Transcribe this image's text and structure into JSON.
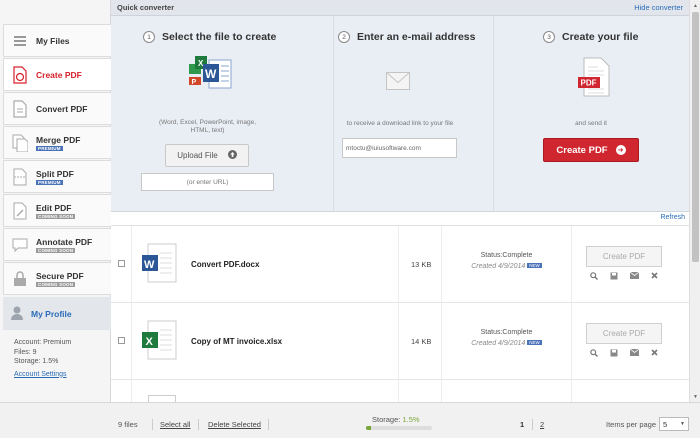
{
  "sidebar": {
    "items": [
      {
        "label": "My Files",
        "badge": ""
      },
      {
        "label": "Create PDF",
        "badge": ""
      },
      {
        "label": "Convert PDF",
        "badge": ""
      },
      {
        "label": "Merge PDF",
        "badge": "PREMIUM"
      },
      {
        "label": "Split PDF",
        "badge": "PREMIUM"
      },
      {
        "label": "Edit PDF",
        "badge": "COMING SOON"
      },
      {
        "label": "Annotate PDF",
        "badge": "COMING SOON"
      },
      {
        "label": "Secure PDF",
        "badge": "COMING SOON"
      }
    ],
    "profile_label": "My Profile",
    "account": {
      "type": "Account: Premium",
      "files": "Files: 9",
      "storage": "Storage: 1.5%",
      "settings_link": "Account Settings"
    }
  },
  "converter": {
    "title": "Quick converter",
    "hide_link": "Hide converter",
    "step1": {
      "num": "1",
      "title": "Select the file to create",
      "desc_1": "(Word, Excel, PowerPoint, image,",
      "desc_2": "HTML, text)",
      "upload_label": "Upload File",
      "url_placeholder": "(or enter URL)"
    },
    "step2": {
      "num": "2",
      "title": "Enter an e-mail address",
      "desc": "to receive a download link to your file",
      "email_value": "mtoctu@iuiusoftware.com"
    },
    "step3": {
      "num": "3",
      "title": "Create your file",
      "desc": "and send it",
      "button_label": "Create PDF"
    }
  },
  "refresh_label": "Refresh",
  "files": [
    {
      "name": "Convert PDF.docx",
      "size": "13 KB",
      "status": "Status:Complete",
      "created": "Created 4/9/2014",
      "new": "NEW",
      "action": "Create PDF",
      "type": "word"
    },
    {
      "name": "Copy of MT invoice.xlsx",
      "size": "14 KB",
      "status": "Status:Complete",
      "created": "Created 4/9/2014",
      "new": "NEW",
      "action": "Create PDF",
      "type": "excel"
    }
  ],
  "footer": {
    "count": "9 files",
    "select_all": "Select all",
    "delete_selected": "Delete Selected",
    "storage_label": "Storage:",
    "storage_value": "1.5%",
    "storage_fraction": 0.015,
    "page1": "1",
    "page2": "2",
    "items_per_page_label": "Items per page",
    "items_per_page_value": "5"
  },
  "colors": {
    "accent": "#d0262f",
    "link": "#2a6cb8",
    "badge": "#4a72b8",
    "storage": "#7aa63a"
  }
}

^^^^

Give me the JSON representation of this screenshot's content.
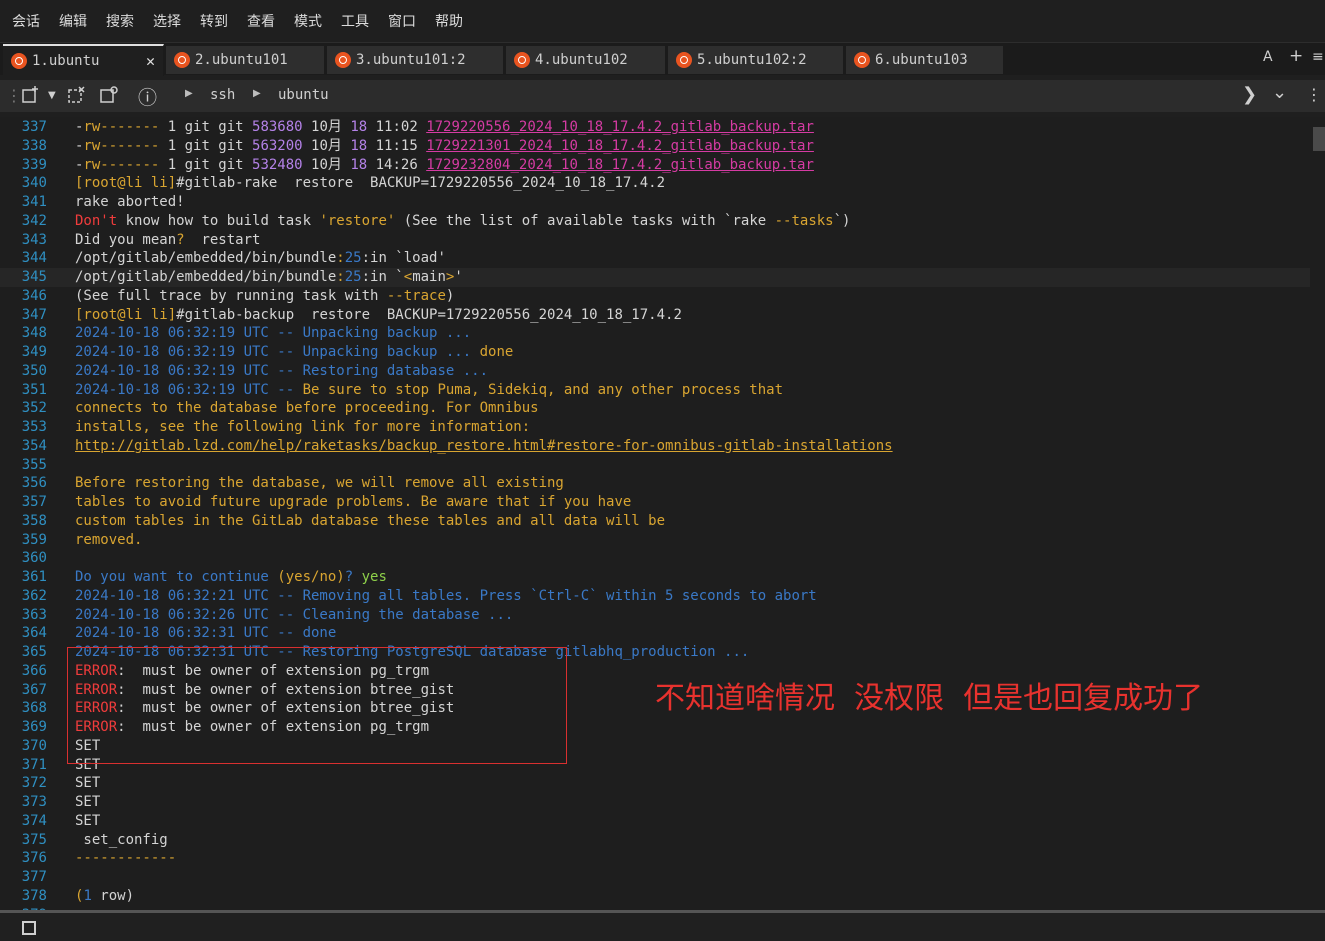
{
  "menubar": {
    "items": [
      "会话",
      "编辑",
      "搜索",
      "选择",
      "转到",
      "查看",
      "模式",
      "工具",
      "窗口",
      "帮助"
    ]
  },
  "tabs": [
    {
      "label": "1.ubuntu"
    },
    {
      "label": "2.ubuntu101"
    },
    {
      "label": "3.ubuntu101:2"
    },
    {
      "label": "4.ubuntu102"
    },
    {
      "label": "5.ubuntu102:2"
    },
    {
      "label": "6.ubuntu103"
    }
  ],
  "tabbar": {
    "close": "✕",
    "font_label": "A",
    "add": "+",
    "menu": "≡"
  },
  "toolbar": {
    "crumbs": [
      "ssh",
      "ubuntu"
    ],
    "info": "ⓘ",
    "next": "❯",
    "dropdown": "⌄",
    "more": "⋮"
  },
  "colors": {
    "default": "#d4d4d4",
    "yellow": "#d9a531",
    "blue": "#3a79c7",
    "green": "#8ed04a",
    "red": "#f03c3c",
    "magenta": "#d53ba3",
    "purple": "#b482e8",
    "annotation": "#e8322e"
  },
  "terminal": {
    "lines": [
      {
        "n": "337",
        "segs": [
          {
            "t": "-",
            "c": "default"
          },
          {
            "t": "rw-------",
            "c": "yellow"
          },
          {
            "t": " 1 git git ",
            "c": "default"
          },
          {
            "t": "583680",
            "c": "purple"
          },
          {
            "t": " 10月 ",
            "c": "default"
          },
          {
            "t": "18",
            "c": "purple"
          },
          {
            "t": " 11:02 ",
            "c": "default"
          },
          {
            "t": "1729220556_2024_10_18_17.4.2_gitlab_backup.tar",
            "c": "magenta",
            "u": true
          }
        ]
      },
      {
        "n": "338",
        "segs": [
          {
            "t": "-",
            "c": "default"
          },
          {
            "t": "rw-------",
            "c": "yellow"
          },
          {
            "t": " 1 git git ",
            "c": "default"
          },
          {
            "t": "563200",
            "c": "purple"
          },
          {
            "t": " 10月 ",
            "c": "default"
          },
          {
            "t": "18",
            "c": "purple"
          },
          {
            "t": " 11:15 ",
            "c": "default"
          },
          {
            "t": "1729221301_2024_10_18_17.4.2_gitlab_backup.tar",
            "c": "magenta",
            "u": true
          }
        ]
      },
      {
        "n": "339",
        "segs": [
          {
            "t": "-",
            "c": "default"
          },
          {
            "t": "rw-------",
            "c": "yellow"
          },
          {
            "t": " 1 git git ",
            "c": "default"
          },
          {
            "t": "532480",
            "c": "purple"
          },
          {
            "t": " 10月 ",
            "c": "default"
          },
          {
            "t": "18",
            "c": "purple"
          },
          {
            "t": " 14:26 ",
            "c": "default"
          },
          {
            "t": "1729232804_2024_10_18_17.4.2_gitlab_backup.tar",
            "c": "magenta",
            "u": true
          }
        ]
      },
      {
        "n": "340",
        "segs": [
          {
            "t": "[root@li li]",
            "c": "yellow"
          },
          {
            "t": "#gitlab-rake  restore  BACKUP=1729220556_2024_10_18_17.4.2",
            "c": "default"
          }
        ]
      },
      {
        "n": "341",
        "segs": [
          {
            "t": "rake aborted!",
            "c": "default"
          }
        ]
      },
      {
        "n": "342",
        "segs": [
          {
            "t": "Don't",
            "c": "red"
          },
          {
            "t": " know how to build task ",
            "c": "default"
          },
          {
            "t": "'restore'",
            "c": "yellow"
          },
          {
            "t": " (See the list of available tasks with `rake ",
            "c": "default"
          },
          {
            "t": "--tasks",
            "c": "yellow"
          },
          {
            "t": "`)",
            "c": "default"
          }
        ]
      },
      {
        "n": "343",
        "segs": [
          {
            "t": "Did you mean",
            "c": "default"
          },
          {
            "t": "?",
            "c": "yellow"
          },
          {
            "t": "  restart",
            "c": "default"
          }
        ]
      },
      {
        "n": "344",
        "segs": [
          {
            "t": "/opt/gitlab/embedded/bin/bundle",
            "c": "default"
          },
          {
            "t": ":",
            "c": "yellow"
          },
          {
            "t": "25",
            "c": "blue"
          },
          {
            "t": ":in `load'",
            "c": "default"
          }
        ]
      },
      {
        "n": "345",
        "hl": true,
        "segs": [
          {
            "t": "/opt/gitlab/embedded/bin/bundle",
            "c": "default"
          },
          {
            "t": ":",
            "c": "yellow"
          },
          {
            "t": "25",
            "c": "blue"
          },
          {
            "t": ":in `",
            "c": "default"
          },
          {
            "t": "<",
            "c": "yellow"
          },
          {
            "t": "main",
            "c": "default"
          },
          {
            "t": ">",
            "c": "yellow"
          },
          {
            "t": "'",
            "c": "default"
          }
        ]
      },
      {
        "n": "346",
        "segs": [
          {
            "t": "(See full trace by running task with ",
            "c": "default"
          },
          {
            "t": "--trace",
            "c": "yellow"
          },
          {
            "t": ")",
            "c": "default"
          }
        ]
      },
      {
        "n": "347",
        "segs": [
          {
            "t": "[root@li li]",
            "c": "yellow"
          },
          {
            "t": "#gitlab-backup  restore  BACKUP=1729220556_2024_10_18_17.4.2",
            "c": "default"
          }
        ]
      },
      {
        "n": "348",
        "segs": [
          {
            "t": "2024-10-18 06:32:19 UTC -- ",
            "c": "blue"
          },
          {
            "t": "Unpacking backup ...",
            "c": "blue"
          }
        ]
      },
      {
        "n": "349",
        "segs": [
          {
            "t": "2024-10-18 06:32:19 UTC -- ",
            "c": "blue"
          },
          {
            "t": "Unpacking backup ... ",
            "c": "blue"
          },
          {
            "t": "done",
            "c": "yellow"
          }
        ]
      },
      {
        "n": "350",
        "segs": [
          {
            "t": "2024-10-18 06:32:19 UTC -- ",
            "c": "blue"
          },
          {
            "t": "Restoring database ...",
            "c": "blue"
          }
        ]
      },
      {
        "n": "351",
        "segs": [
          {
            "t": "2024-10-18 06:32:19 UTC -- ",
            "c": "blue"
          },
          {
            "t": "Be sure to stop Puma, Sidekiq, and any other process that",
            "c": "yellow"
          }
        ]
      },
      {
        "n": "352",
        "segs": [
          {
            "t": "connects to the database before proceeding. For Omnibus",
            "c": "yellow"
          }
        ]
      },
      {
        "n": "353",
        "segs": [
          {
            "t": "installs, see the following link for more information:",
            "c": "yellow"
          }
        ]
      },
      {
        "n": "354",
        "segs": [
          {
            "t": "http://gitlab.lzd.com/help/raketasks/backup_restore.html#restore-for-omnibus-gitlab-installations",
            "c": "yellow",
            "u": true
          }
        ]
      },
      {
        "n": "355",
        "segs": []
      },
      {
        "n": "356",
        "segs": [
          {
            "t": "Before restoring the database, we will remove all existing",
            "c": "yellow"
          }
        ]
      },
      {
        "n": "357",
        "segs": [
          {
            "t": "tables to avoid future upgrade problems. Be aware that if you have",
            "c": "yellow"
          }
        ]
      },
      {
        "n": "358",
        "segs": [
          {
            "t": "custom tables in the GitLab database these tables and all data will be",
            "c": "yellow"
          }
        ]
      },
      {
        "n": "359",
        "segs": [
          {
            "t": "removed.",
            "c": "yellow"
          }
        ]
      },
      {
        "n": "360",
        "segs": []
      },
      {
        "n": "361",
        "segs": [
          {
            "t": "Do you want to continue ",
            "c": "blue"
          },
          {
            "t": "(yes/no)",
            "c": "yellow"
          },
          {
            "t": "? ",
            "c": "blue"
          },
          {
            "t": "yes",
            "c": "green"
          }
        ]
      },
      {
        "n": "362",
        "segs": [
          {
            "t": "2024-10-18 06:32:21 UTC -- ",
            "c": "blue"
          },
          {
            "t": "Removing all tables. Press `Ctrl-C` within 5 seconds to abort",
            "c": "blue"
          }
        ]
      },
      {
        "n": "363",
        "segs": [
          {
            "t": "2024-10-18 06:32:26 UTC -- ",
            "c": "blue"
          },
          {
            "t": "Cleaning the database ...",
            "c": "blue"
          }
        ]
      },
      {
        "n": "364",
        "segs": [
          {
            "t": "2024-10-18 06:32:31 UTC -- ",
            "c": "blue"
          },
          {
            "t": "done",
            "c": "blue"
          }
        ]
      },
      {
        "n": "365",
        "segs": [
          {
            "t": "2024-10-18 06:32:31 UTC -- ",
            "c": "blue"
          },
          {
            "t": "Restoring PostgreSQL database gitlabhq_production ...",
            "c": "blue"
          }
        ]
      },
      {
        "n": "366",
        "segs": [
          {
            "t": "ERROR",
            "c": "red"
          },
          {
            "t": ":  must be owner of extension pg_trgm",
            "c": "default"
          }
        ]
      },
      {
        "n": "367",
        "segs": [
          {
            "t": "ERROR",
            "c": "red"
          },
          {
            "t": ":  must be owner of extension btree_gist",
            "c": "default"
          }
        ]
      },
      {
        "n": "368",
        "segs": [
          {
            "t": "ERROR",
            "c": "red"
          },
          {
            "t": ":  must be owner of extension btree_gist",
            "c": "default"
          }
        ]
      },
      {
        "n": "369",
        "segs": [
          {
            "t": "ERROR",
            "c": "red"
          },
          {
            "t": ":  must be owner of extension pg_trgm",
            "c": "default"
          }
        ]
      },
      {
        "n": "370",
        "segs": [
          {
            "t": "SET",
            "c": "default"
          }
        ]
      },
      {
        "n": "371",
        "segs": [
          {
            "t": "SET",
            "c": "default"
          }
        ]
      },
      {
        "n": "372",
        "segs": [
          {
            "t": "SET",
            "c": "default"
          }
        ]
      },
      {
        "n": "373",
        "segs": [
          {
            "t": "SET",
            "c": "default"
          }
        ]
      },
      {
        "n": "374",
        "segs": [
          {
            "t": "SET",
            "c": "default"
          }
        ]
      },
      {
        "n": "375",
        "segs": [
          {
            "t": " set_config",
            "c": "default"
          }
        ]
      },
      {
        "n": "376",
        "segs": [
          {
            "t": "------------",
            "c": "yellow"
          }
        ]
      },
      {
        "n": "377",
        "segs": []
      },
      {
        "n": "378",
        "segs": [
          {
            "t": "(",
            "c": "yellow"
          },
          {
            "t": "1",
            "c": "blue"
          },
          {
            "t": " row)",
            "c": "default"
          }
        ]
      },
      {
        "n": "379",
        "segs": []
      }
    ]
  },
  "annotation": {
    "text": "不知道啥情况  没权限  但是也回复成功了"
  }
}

^^^^

The exercise: Search the listing for the word "Unpacking". Copy every line in which it occurs.

Output for this task:
            "t": "Unpacking backup ...",
            "t": "Unpacking backup ... ",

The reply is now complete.